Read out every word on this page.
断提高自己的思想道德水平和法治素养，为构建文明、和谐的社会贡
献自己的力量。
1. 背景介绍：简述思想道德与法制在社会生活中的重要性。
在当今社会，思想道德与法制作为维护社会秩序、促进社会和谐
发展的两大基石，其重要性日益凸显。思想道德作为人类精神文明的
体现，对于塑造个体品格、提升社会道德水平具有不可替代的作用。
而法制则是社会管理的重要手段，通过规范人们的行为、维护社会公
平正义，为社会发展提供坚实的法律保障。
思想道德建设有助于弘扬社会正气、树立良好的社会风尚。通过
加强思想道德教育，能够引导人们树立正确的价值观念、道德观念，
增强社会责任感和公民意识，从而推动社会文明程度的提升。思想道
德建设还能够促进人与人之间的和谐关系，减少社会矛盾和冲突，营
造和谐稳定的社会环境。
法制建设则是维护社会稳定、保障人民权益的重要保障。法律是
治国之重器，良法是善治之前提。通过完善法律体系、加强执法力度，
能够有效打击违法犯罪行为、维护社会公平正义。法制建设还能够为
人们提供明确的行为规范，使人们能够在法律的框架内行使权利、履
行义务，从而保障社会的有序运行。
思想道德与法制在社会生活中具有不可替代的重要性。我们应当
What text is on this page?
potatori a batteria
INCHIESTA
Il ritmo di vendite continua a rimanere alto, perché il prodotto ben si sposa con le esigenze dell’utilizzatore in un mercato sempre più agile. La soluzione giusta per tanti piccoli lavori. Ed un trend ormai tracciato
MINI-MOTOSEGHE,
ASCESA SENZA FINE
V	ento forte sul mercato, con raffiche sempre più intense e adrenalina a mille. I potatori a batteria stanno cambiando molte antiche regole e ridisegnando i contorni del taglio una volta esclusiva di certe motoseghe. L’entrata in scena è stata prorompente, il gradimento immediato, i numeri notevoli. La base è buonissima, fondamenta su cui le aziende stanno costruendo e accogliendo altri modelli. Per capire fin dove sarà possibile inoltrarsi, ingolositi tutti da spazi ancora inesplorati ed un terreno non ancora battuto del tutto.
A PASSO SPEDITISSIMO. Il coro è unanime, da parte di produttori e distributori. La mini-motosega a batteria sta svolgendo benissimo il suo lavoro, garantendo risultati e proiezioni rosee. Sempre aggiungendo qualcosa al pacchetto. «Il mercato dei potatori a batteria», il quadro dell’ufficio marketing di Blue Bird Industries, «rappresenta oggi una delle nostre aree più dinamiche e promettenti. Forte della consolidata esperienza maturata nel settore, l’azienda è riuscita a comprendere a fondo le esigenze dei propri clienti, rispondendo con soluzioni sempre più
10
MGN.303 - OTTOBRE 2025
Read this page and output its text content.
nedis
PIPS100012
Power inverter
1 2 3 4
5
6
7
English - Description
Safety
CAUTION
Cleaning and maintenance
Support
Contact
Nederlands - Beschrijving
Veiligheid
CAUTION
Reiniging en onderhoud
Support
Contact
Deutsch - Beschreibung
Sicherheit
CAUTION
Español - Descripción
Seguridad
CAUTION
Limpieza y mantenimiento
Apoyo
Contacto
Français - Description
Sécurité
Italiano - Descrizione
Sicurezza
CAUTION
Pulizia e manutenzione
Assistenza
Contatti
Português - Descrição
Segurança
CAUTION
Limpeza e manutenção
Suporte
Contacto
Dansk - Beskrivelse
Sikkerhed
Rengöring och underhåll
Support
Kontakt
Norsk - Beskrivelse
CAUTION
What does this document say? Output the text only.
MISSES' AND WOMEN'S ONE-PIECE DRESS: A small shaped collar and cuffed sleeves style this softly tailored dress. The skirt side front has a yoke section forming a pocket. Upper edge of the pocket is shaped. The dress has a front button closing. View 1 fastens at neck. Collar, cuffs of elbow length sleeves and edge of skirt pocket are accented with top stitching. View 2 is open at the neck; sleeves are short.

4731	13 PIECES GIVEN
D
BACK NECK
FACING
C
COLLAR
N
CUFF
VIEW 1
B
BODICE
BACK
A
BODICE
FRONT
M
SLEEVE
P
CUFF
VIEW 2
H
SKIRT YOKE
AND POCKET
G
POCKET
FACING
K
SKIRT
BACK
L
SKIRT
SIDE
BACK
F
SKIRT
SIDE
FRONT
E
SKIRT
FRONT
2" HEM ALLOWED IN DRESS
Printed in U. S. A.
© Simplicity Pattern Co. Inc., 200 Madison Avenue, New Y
____________
== TASK ==
Isolate each line of the listing above that includes "Beskrivelse". Copy it.

== WORKED ANSWER ==
Dansk - Beskrivelse
Norsk - Beskrivelse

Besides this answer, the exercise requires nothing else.